• _STORED DATA_
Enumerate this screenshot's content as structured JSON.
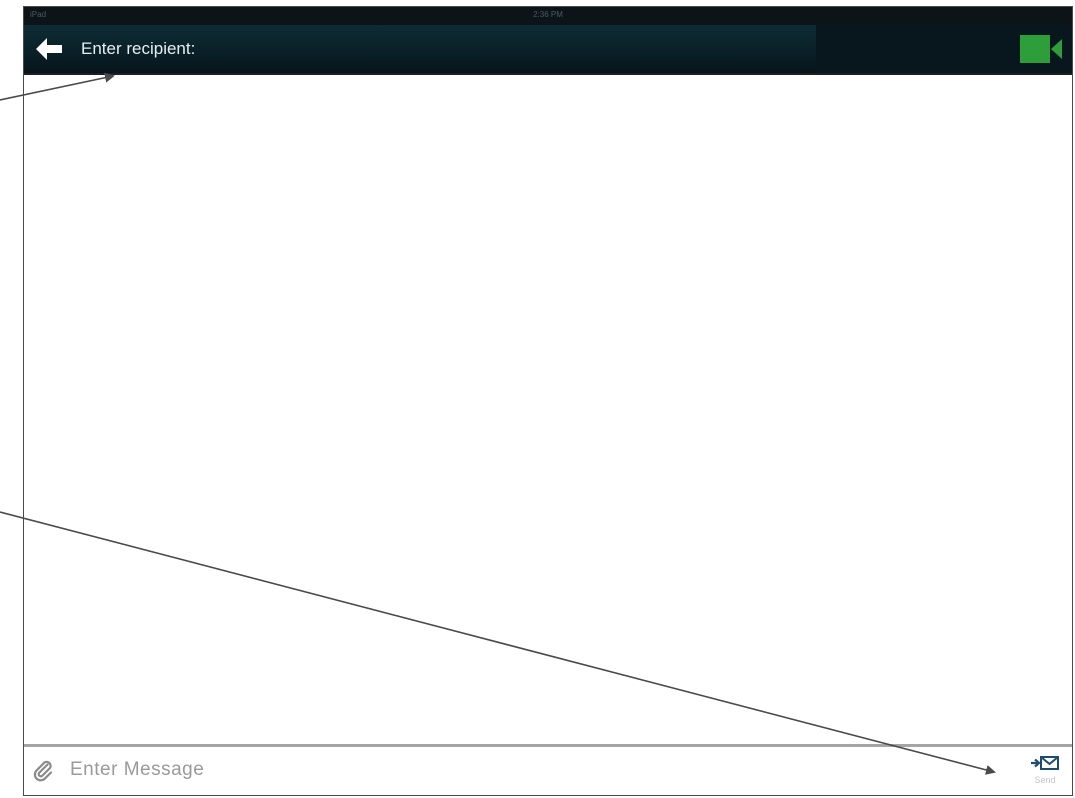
{
  "status_bar": {
    "carrier": "iPad",
    "time": "2:36 PM"
  },
  "header": {
    "back_icon": "back-arrow-icon",
    "recipient_placeholder": "Enter recipient:",
    "video_icon": "video-camera-icon"
  },
  "compose": {
    "attach_icon": "paperclip-icon",
    "message_placeholder": "Enter Message",
    "send_icon": "send-mail-icon",
    "send_label": "Send"
  },
  "colors": {
    "nav_background": "#0a2028",
    "video_icon": "#2e9e3a",
    "divider": "#a5a5a5",
    "placeholder_text": "#9a9a9a"
  }
}
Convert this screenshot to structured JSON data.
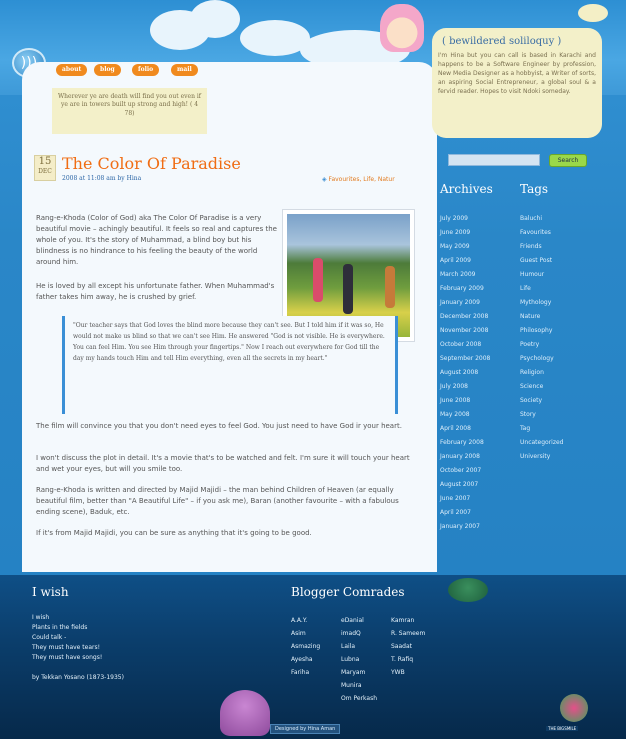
{
  "nav": {
    "items": [
      "about",
      "blog",
      "folio",
      "mail"
    ]
  },
  "header_quote": "Wherever ye are death will find you out even if ye are in towers built up strong and high! ( 4 78)",
  "profile": {
    "title": "( bewildered soliloquy )",
    "text": "I'm Hina but you can call is based in Karachi and happens to be a Software Engineer by profession, New Media Designer as a hobbyist, a Writer of sorts, an aspiring Social Entrepreneur, a global soul & a fervid reader. Hopes to visit Ndoki someday."
  },
  "search": {
    "button": "Search",
    "value": ""
  },
  "post": {
    "day": "15",
    "month": "DEC",
    "title": "The Color Of Paradise",
    "meta": "2008 at 11:08 am by Hina",
    "tags": "Favourites, Life, Natur",
    "p1": "Rang-e-Khoda (Color of God) aka The Color Of Paradise is a very beautiful movie – achingly beautiful. It feels so real and captures the whole of you. It's the story of Muhammad, a blind boy but his blindness is no hindrance to his feeling the beauty of the world around him.",
    "p2": "He is loved by all except his unfortunate father. When Muhammad's father takes him away, he is crushed by grief.",
    "quote": "\"Our teacher says that God loves the blind more because they can't see. But I told him if it was so, He would not make us blind so that we can't see Him. He answered \"God is not visible. He is everywhere. You can feel Him. You see Him through your fingertips.\" Now I reach out everywhere for God till the day my hands touch Him and tell Him everything, even all the secrets in my heart.\"",
    "p3": "The film will convince you that you don't need eyes to feel God. You just need to have God ir your heart.",
    "p4": "I won't discuss the plot in detail. It's a movie that's to be watched and felt. I'm sure it will touch your heart and wet your eyes, but will you smile too.",
    "p5": "Rang-e-Khoda is written and directed by Majid Majidi – the man behind Children of Heaven (ar equally beautiful film, better than \"A Beautiful Life\" – if you ask me), Baran (another favourite – with a fabulous ending scene), Baduk, etc.",
    "p6": "If it's from Majid Majidi, you can be sure as anything that it's going to be good."
  },
  "archives": {
    "title": "Archives",
    "items": [
      "July 2009",
      "June 2009",
      "May 2009",
      "April 2009",
      "March 2009",
      "February 2009",
      "January 2009",
      "December 2008",
      "November 2008",
      "October 2008",
      "September 2008",
      "August 2008",
      "July 2008",
      "June 2008",
      "May 2008",
      "April 2008",
      "February 2008",
      "January 2008",
      "October 2007",
      "August 2007",
      "June 2007",
      "April 2007",
      "January 2007"
    ]
  },
  "tags_widget": {
    "title": "Tags",
    "items": [
      "Baluchi",
      "Favourites",
      "Friends",
      "Guest Post",
      "Humour",
      "Life",
      "Mythology",
      "Nature",
      "Philosophy",
      "Poetry",
      "Psychology",
      "Religion",
      "Science",
      "Society",
      "Story",
      "Tag",
      "Uncategorized",
      "University"
    ]
  },
  "wish": {
    "title": "I wish",
    "lines": [
      "I wish",
      "Plants in the fields",
      "Could talk -",
      "They must have tears!",
      "They must have songs!",
      "",
      "by Tekkan Yosano (1873-1935)"
    ]
  },
  "comrades": {
    "title": "Blogger Comrades",
    "col1": [
      "A.A.Y.",
      "Asim",
      "Asmazing",
      "Ayesha",
      "Fariha"
    ],
    "col2": [
      "eDanial",
      "imadQ",
      "Laila",
      "Lubna",
      "Maryam",
      "Munira",
      "Om Perkash"
    ],
    "col3": [
      "Kamran",
      "R. Sameem",
      "Saadat",
      "T. Rafiq",
      "YWB"
    ]
  },
  "credit": "Designed by Hina Aman",
  "badge": "THE BIGSMILE"
}
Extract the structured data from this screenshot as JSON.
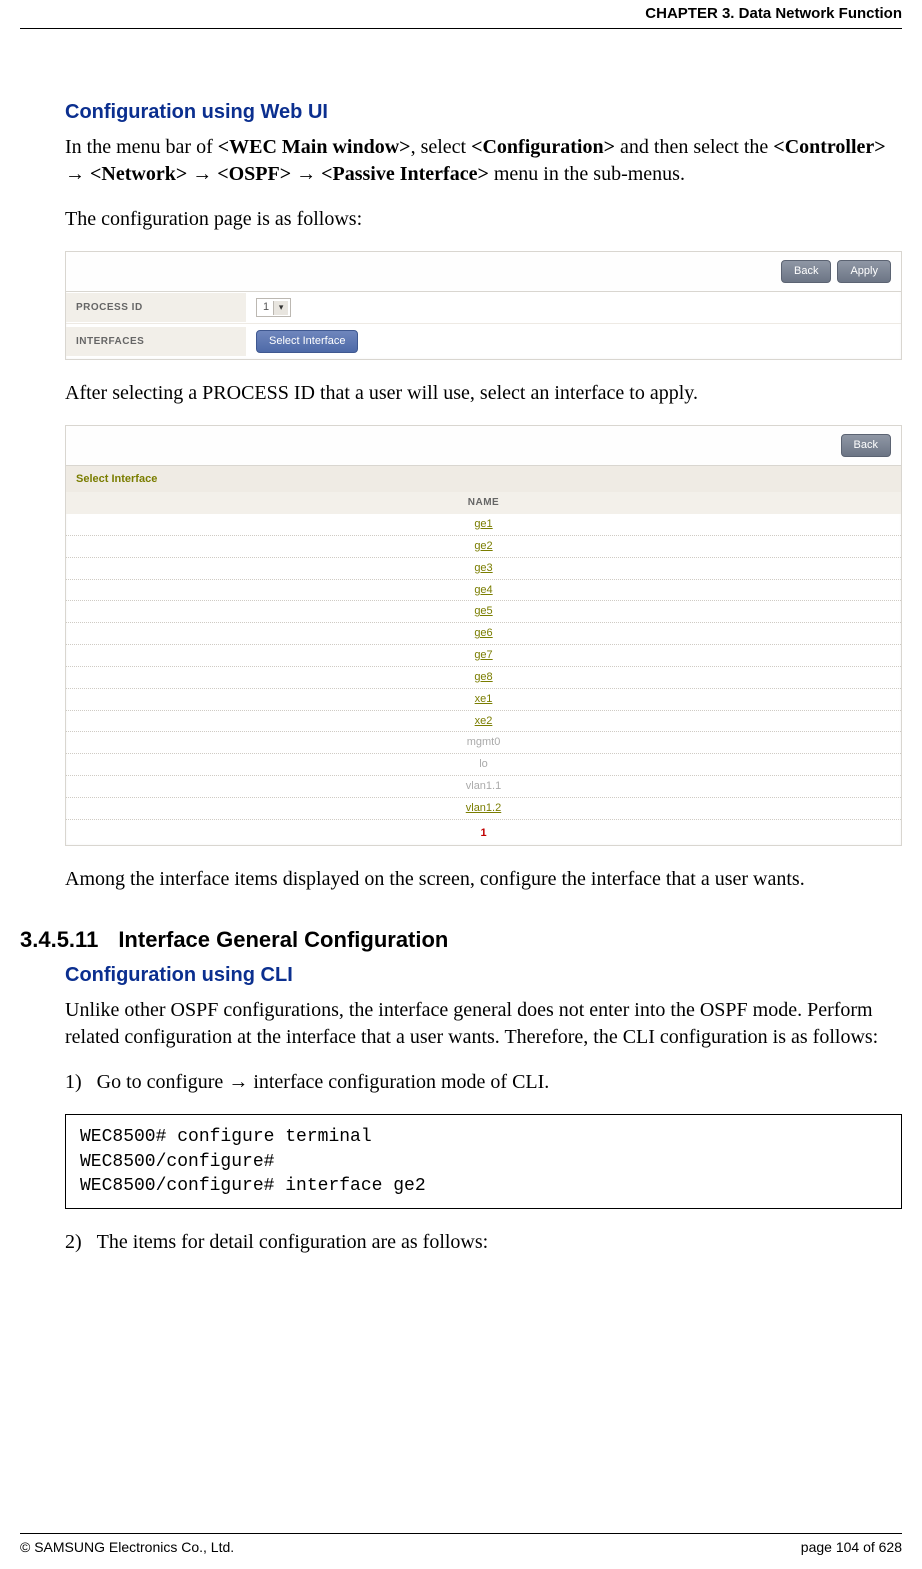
{
  "header": {
    "chapter": "CHAPTER 3. Data Network Function"
  },
  "sec1": {
    "title": "Configuration using Web UI",
    "lead_a": "In the menu bar of ",
    "bold1": "<WEC Main window>",
    "lead_b": ", select ",
    "bold2": "<Configuration>",
    "lead_c": " and then select the ",
    "bold3": "<Controller>",
    "arrow": " → ",
    "bold4": "<Network>",
    "bold5": "<OSPF>",
    "bold6": "<Passive Interface>",
    "lead_d": " menu in the sub-menus.",
    "line2": "The configuration page is as follows:"
  },
  "panel1": {
    "back": "Back",
    "apply": "Apply",
    "row1_label": "PROCESS ID",
    "process_id_value": "1",
    "row2_label": "INTERFACES",
    "select_iface_btn": "Select Interface"
  },
  "mid_line": "After selecting a PROCESS ID that a user will use, select an interface to apply.",
  "panel2": {
    "back": "Back",
    "title": "Select Interface",
    "col": "NAME",
    "items": [
      {
        "label": "ge1",
        "link": true
      },
      {
        "label": "ge2",
        "link": true
      },
      {
        "label": "ge3",
        "link": true
      },
      {
        "label": "ge4",
        "link": true
      },
      {
        "label": "ge5",
        "link": true
      },
      {
        "label": "ge6",
        "link": true
      },
      {
        "label": "ge7",
        "link": true
      },
      {
        "label": "ge8",
        "link": true
      },
      {
        "label": "xe1",
        "link": true
      },
      {
        "label": "xe2",
        "link": true
      },
      {
        "label": "mgmt0",
        "link": false
      },
      {
        "label": "lo",
        "link": false
      },
      {
        "label": "vlan1.1",
        "link": false
      },
      {
        "label": "vlan1.2",
        "link": true
      }
    ],
    "pager": "1"
  },
  "after_table": "Among the interface items displayed on the screen, configure the interface that a user wants.",
  "sec2": {
    "num": "3.4.5.11",
    "title": "Interface General Configuration",
    "subtitle": "Configuration using CLI",
    "para": "Unlike other OSPF configurations, the interface general does not enter into the OSPF mode. Perform related configuration at the interface that a user wants. Therefore, the CLI configuration is as follows:",
    "step1_a": "Go to configure ",
    "step1_arrow": "→",
    "step1_b": " interface configuration mode of CLI.",
    "cli": "WEC8500# configure terminal\nWEC8500/configure# \nWEC8500/configure# interface ge2",
    "step2": "The items for detail configuration are as follows:"
  },
  "footer": {
    "left": "© SAMSUNG Electronics Co., Ltd.",
    "right": "page 104 of 628"
  }
}
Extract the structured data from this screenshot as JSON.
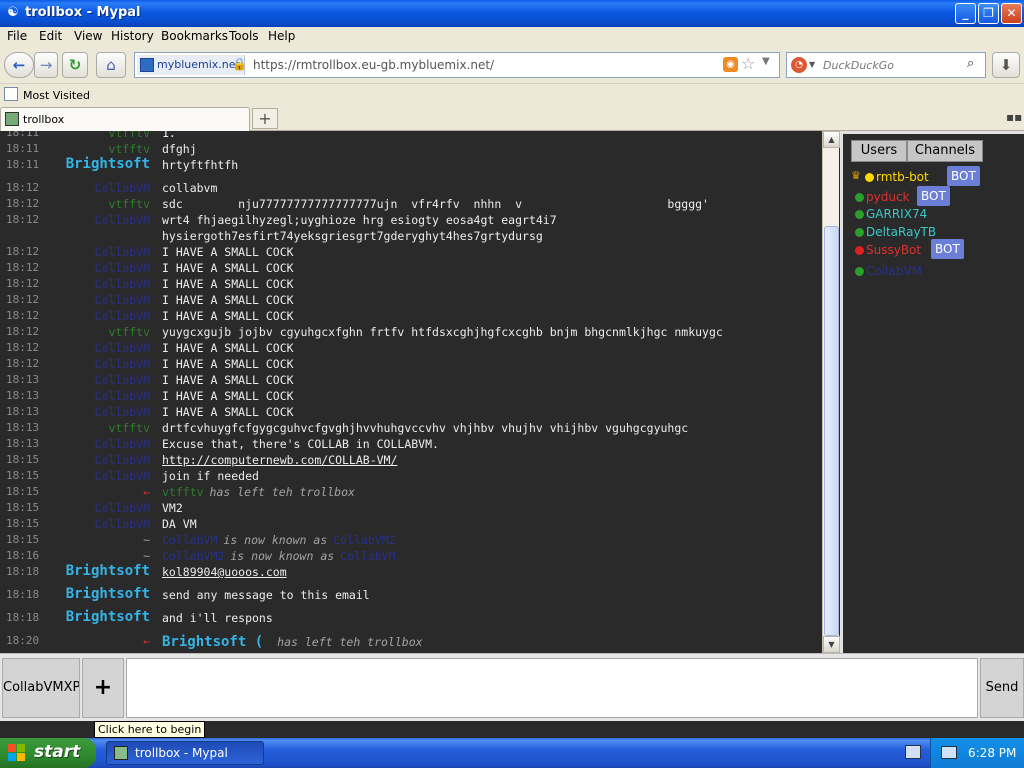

• _WRITTEN REQUEST_
Excluding the pictures, restate the records above word for word.

• _TASK ANSWER_
Enumerate this screenshot's content as structured JSON.
{
  "status_bar": {
    "carrier": "iPad",
    "time": "2:36 PM"
  },
  "header": {
    "back_icon": "back-arrow-icon",
    "recipient_placeholder": "Enter recipient:",
    "video_icon": "video-camera-icon"
  },
  "compose": {
    "attach_icon": "paperclip-icon",
    "message_placeholder": "Enter Message",
    "send_icon": "send-mail-icon",
    "send_label": "Send"
  },
  "colors": {
    "nav_background": "#0a2028",
    "video_icon": "#2e9e3a",
    "divider": "#a5a5a5",
    "placeholder_text": "#9a9a9a"
  }
}
Convert this screenshot to structured JSON data.
{
  "nav": {
    "items": [
      "about",
      "blog",
      "folio",
      "mail"
    ]
  },
  "header_quote": "Wherever ye are death will find you out even if ye are in towers built up strong and high! ( 4 78)",
  "profile": {
    "title": "( bewildered soliloquy )",
    "text": "I'm Hina but you can call is based in Karachi and happens to be a Software Engineer by profession, New Media Designer as a hobbyist, a Writer of sorts, an aspiring Social Entrepreneur, a global soul & a fervid reader. Hopes to visit Ndoki someday."
  },
  "search": {
    "button": "Search",
    "value": ""
  },
  "post": {
    "day": "15",
    "month": "DEC",
    "title": "The Color Of Paradise",
    "meta": "2008 at 11:08 am by Hina",
    "tags": "Favourites, Life, Natur",
    "p1": "Rang-e-Khoda (Color of God) aka The Color Of Paradise is a very beautiful movie – achingly beautiful. It feels so real and captures the whole of you. It's the story of Muhammad, a blind boy but his blindness is no hindrance to his feeling the beauty of the world around him.",
    "p2": "He is loved by all except his unfortunate father. When Muhammad's father takes him away, he is crushed by grief.",
    "quote": "\"Our teacher says that God loves the blind more because they can't see. But I told him if it was so, He would not make us blind so that we can't see Him. He answered \"God is not visible. He is everywhere. You can feel Him. You see Him through your fingertips.\" Now I reach out everywhere for God till the day my hands touch Him and tell Him everything, even all the secrets in my heart.\"",
    "p3": "The film will convince you that you don't need eyes to feel God. You just need to have God ir your heart.",
    "p4": "I won't discuss the plot in detail. It's a movie that's to be watched and felt. I'm sure it will touch your heart and wet your eyes, but will you smile too.",
    "p5": "Rang-e-Khoda is written and directed by Majid Majidi – the man behind Children of Heaven (ar equally beautiful film, better than \"A Beautiful Life\" – if you ask me), Baran (another favourite – with a fabulous ending scene), Baduk, etc.",
    "p6": "If it's from Majid Majidi, you can be sure as anything that it's going to be good."
  },
  "archives": {
    "title": "Archives",
    "items": [
      "July 2009",
      "June 2009",
      "May 2009",
      "April 2009",
      "March 2009",
      "February 2009",
      "January 2009",
      "December 2008",
      "November 2008",
      "October 2008",
      "September 2008",
      "August 2008",
      "July 2008",
      "June 2008",
      "May 2008",
      "April 2008",
      "February 2008",
      "January 2008",
      "October 2007",
      "August 2007",
      "June 2007",
      "April 2007",
      "January 2007"
    ]
  },
  "tags_widget": {
    "title": "Tags",
    "items": [
      "Baluchi",
      "Favourites",
      "Friends",
      "Guest Post",
      "Humour",
      "Life",
      "Mythology",
      "Nature",
      "Philosophy",
      "Poetry",
      "Psychology",
      "Religion",
      "Science",
      "Society",
      "Story",
      "Tag",
      "Uncategorized",
      "University"
    ]
  },
  "wish": {
    "title": "I wish",
    "lines": [
      "I wish",
      "Plants in the fields",
      "Could talk -",
      "They must have tears!",
      "They must have songs!",
      "",
      "by Tekkan Yosano (1873-1935)"
    ]
  },
  "comrades": {
    "title": "Blogger Comrades",
    "col1": [
      "A.A.Y.",
      "Asim",
      "Asmazing",
      "Ayesha",
      "Fariha"
    ],
    "col2": [
      "eDanial",
      "imadQ",
      "Laila",
      "Lubna",
      "Maryam",
      "Munira",
      "Om Perkash"
    ],
    "col3": [
      "Kamran",
      "R. Sameem",
      "Saadat",
      "T. Rafiq",
      "YWB"
    ]
  },
  "credit": "Designed by Hina Aman",
  "badge": "THE BIGSMILE"
}
Extract the structured data from this screenshot as JSON.
{
  "header": {
    "chapter": "CHAPTER 3. Data Network Function"
  },
  "sec1": {
    "title": "Configuration using Web UI",
    "lead_a": "In the menu bar of ",
    "bold1": "<WEC Main window>",
    "lead_b": ", select ",
    "bold2": "<Configuration>",
    "lead_c": " and then select the ",
    "bold3": "<Controller>",
    "arrow": " → ",
    "bold4": "<Network>",
    "bold5": "<OSPF>",
    "bold6": "<Passive Interface>",
    "lead_d": " menu in the sub-menus.",
    "line2": "The configuration page is as follows:"
  },
  "panel1": {
    "back": "Back",
    "apply": "Apply",
    "row1_label": "PROCESS ID",
    "process_id_value": "1",
    "row2_label": "INTERFACES",
    "select_iface_btn": "Select Interface"
  },
  "mid_line": "After selecting a PROCESS ID that a user will use, select an interface to apply.",
  "panel2": {
    "back": "Back",
    "title": "Select Interface",
    "col": "NAME",
    "items": [
      {
        "label": "ge1",
        "link": true
      },
      {
        "label": "ge2",
        "link": true
      },
      {
        "label": "ge3",
        "link": true
      },
      {
        "label": "ge4",
        "link": true
      },
      {
        "label": "ge5",
        "link": true
      },
      {
        "label": "ge6",
        "link": true
      },
      {
        "label": "ge7",
        "link": true
      },
      {
        "label": "ge8",
        "link": true
      },
      {
        "label": "xe1",
        "link": true
      },
      {
        "label": "xe2",
        "link": true
      },
      {
        "label": "mgmt0",
        "link": false
      },
      {
        "label": "lo",
        "link": false
      },
      {
        "label": "vlan1.1",
        "link": false
      },
      {
        "label": "vlan1.2",
        "link": true
      }
    ],
    "pager": "1"
  },
  "after_table": "Among the interface items displayed on the screen, configure the interface that a user wants.",
  "sec2": {
    "num": "3.4.5.11",
    "title": "Interface General Configuration",
    "subtitle": "Configuration using CLI",
    "para": "Unlike other OSPF configurations, the interface general does not enter into the OSPF mode. Perform related configuration at the interface that a user wants. Therefore, the CLI configuration is as follows:",
    "step1_a": "Go to configure ",
    "step1_arrow": "→",
    "step1_b": " interface configuration mode of CLI.",
    "cli": "WEC8500# configure terminal\nWEC8500/configure# \nWEC8500/configure# interface ge2",
    "step2": "The items for detail configuration are as follows:"
  },
  "footer": {
    "left": "© SAMSUNG Electronics Co., Ltd.",
    "right": "page 104 of 628"
  }
}
Extract the structured data from this screenshot as JSON.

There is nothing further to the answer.